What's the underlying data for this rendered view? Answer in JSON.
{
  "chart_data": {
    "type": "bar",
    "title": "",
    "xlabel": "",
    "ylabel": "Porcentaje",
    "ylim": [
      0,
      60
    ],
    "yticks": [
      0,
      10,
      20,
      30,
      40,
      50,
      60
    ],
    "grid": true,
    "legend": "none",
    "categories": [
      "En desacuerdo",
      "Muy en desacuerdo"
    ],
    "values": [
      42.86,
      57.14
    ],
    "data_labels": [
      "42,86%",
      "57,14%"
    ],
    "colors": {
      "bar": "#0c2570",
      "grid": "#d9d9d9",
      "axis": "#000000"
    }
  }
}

——

Please repeat all the records above exactly as they appear.

OUTPUT BELOW:
What's the underlying data for this rendered view? Answer in JSON.
{
  "chart_data": {
    "type": "bar",
    "title": "",
    "xlabel": "",
    "ylabel": "Porcentaje",
    "ylim": [
      0,
      60
    ],
    "yticks": [
      0,
      10,
      20,
      30,
      40,
      50,
      60
    ],
    "grid": true,
    "legend": "none",
    "categories": [
      "En desacuerdo",
      "Muy en desacuerdo"
    ],
    "values": [
      42.86,
      57.14
    ],
    "data_labels": [
      "42,86%",
      "57,14%"
    ],
    "colors": {
      "bar": "#0c2570",
      "grid": "#d9d9d9",
      "axis": "#000000"
    }
  }
}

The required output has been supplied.